**Provided data:**
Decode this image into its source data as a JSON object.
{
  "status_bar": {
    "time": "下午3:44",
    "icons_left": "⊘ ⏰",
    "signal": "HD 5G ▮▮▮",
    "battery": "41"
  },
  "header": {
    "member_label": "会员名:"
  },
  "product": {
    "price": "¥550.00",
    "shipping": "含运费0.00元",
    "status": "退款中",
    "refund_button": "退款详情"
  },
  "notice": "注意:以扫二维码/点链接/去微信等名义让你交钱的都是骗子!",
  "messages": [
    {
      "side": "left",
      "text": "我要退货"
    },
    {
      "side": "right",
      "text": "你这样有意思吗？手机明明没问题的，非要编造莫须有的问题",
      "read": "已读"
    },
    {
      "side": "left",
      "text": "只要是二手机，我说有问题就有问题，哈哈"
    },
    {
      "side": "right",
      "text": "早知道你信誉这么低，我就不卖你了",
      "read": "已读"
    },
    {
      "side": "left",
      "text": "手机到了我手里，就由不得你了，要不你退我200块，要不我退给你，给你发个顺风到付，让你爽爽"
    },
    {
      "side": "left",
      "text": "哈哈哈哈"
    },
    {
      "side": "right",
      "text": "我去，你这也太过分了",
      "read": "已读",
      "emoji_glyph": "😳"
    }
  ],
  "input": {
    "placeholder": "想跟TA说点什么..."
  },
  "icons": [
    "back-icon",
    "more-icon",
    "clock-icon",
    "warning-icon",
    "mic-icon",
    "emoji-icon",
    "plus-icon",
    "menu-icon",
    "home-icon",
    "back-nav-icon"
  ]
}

...

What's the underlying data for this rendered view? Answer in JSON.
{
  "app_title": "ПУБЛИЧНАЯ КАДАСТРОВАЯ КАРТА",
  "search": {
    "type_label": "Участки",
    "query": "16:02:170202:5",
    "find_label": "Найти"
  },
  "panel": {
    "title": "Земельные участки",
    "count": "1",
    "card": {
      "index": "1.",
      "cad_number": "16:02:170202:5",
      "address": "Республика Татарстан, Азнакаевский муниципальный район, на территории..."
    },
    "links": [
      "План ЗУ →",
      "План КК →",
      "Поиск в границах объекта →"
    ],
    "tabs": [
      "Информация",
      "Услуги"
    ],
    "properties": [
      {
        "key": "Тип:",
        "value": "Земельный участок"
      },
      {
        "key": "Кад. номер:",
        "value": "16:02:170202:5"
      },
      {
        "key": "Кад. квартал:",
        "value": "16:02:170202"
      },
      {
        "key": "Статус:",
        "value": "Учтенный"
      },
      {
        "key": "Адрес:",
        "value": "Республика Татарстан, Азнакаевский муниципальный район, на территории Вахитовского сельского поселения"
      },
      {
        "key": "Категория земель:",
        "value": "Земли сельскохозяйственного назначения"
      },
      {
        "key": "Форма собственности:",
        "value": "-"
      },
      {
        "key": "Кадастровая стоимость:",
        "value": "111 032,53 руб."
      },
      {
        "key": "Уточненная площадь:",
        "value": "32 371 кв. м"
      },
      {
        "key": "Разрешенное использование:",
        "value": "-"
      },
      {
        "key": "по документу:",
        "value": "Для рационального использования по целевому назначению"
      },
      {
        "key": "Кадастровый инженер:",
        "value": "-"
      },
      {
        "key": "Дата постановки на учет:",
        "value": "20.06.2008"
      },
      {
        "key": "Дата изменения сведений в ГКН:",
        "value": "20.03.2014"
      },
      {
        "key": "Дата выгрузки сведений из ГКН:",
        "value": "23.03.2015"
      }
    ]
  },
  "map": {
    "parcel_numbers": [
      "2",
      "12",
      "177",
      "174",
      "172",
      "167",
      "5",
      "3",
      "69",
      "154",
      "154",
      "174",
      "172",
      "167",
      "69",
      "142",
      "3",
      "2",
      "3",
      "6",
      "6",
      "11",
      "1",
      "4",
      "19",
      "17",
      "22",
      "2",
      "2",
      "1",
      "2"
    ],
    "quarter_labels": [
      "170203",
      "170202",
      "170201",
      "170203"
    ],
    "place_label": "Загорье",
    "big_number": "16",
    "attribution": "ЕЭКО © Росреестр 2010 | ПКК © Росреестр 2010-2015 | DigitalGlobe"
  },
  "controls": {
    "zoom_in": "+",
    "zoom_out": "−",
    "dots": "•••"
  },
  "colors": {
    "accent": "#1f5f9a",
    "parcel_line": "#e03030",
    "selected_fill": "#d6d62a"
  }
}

**What the task asks:** List the lines of the records where "this" occurs.

**Complete response:**
Decode this image into its source data as a JSON object.
What's the underlying data for this rendered view? Answer in JSON.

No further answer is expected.